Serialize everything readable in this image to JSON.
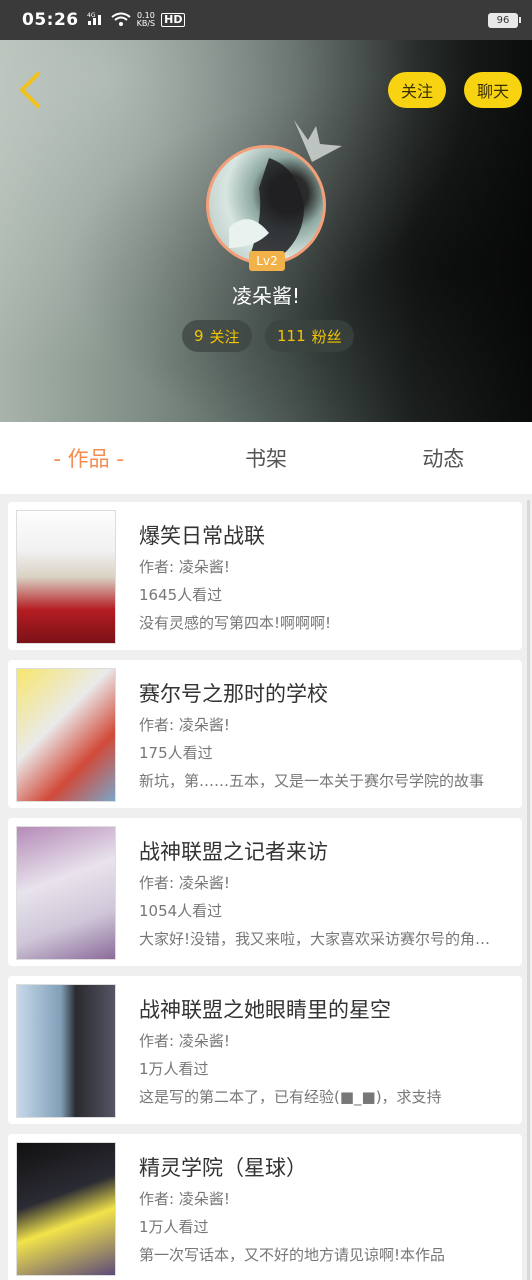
{
  "status_bar": {
    "time": "05:26",
    "network": "4G",
    "speed_value": "0.10",
    "speed_unit": "KB/S",
    "hd": "HD",
    "battery": "96"
  },
  "header": {
    "follow_label": "关注",
    "chat_label": "聊天",
    "level": "Lv2",
    "username": "凌朵酱!",
    "following_count": "9",
    "following_label": "关注",
    "fans_count": "111",
    "fans_label": "粉丝"
  },
  "tabs": [
    {
      "label": "- 作品 -",
      "active": true
    },
    {
      "label": "书架",
      "active": false
    },
    {
      "label": "动态",
      "active": false
    }
  ],
  "works": [
    {
      "title": "爆笑日常战联",
      "author": "作者: 凌朵酱!",
      "views": "1645人看过",
      "desc": "没有灵感的写第四本!啊啊啊!"
    },
    {
      "title": "赛尔号之那时的学校",
      "author": "作者: 凌朵酱!",
      "views": "175人看过",
      "desc": "新坑，第……五本，又是一本关于赛尔号学院的故事"
    },
    {
      "title": "战神联盟之记者来访",
      "author": "作者: 凌朵酱!",
      "views": "1054人看过",
      "desc": "大家好!没错，我又来啦，大家喜欢采访赛尔号的角色吗"
    },
    {
      "title": "战神联盟之她眼睛里的星空",
      "author": "作者: 凌朵酱!",
      "views": "1万人看过",
      "desc": "这是写的第二本了，已有经验(■_■)，求支持"
    },
    {
      "title": "精灵学院（星球）",
      "author": "作者: 凌朵酱!",
      "views": "1万人看过",
      "desc": "第一次写话本，又不好的地方请见谅啊!本作品"
    }
  ],
  "colors": {
    "accent_yellow": "#f7d312",
    "tab_active": "#f48b4f",
    "avatar_ring": "#f3a07a",
    "level_badge": "#f2b24a"
  }
}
*-*-*
From the listing above, copy out each line where the word "title" appears.

▸ OUTPUT FOR THIS TASK
      "title": "爆笑日常战联",
      "title": "赛尔号之那时的学校",
      "title": "战神联盟之记者来访",
      "title": "战神联盟之她眼睛里的星空",
      "title": "精灵学院（星球）",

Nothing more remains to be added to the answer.